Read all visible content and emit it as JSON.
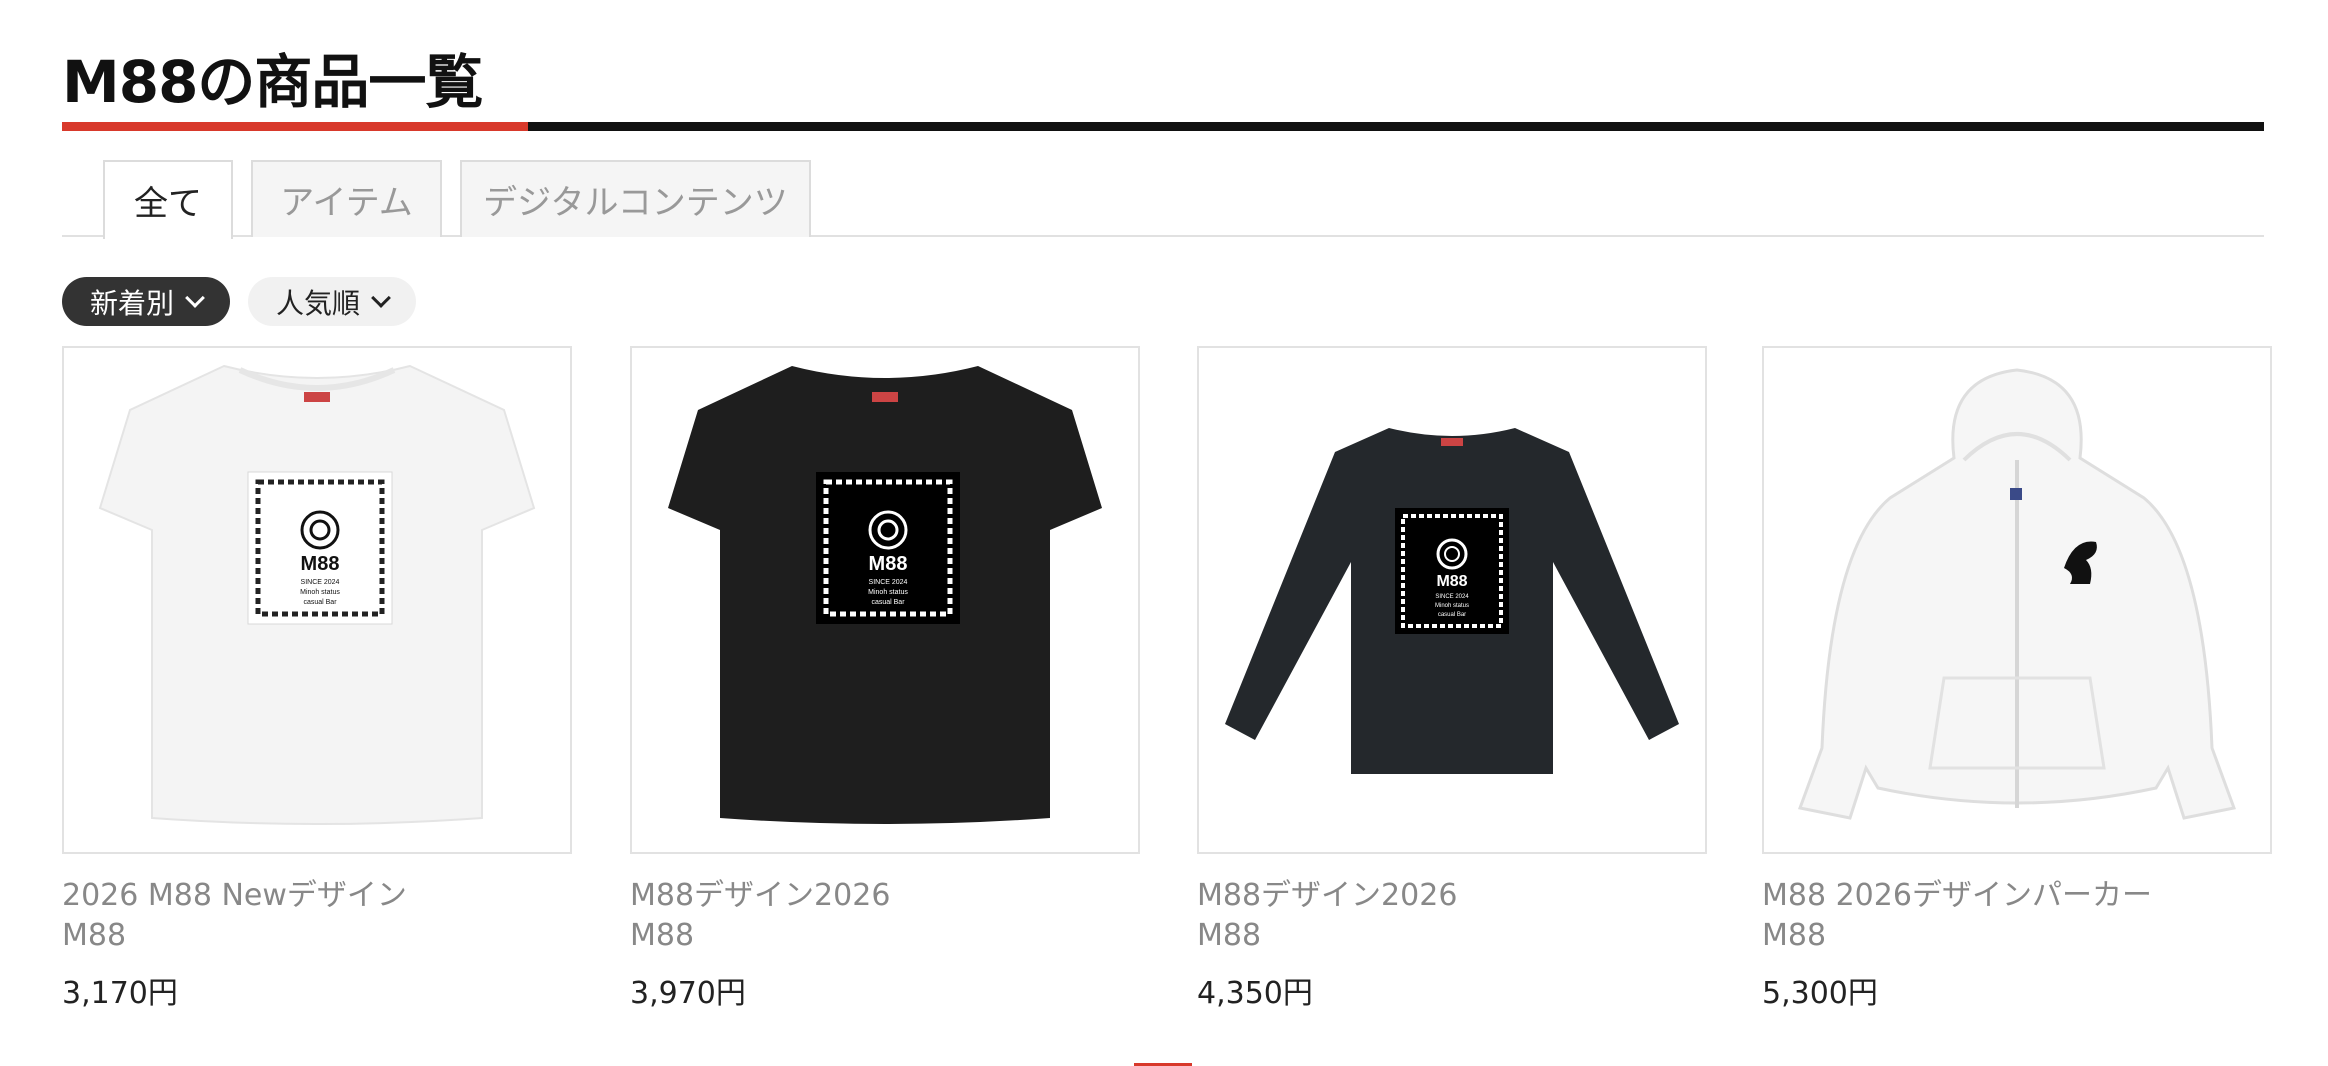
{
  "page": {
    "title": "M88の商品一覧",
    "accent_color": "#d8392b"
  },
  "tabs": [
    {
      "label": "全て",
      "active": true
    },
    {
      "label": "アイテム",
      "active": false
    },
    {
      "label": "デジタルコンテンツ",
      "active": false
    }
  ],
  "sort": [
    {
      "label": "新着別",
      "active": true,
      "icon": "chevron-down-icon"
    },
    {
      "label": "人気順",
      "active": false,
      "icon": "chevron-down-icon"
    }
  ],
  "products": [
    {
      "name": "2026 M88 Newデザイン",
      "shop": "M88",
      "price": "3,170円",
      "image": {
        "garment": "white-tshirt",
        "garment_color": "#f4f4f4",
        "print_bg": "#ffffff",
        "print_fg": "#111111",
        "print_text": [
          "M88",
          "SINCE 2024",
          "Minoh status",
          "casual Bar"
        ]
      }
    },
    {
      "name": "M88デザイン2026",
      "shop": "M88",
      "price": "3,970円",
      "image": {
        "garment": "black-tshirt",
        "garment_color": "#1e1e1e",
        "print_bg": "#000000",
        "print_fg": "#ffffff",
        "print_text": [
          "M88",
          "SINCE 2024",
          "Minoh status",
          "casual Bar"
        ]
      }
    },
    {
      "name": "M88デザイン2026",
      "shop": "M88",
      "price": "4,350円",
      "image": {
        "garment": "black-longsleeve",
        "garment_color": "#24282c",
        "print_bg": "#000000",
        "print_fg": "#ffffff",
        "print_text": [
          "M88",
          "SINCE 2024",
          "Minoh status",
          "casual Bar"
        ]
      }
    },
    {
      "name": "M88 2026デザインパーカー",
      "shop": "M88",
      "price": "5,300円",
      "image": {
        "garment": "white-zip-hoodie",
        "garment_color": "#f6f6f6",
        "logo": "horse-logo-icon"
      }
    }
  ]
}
• • • • •
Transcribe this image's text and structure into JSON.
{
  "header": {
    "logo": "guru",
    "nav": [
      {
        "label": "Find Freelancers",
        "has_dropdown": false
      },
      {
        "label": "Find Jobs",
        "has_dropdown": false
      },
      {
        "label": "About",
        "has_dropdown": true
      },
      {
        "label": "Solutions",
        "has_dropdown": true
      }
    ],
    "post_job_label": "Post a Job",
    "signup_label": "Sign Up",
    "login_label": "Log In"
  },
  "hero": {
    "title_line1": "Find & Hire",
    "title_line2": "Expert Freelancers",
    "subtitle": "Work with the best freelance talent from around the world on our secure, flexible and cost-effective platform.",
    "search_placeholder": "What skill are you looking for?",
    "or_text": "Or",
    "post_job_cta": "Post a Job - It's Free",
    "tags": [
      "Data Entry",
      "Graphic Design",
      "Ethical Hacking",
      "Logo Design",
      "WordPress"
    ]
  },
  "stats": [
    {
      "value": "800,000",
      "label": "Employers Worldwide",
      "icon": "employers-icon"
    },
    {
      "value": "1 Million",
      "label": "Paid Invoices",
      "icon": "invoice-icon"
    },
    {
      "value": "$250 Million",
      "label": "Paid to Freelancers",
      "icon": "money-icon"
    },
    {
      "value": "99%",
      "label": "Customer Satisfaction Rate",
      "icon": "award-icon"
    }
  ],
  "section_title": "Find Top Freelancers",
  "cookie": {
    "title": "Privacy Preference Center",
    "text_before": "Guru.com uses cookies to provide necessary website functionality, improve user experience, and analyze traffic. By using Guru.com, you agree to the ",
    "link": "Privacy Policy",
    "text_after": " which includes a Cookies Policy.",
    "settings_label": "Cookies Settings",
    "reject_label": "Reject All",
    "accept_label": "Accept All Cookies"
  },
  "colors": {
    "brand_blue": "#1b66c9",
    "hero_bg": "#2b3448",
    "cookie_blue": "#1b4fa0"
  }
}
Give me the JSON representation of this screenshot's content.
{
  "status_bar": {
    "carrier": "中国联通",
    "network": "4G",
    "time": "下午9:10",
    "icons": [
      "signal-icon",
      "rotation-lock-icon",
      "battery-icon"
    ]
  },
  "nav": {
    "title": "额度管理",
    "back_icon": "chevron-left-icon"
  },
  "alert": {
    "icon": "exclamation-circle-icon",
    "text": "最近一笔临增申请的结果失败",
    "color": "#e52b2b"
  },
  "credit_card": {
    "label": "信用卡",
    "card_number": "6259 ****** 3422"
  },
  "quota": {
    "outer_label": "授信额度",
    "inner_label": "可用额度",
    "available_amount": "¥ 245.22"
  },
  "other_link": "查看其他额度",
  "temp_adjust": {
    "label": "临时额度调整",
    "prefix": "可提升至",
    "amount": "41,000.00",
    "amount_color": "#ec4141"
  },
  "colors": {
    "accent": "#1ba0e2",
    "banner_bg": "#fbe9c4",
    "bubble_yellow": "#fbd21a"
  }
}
• • • • •
> GIVEN INSTRUCTION: Reproduce every line of the listing above in which the string "true" appears.

> THE SOLUTION:
      "active": true
      "active": true,
        "has_dropdown": true
        "has_dropdown": true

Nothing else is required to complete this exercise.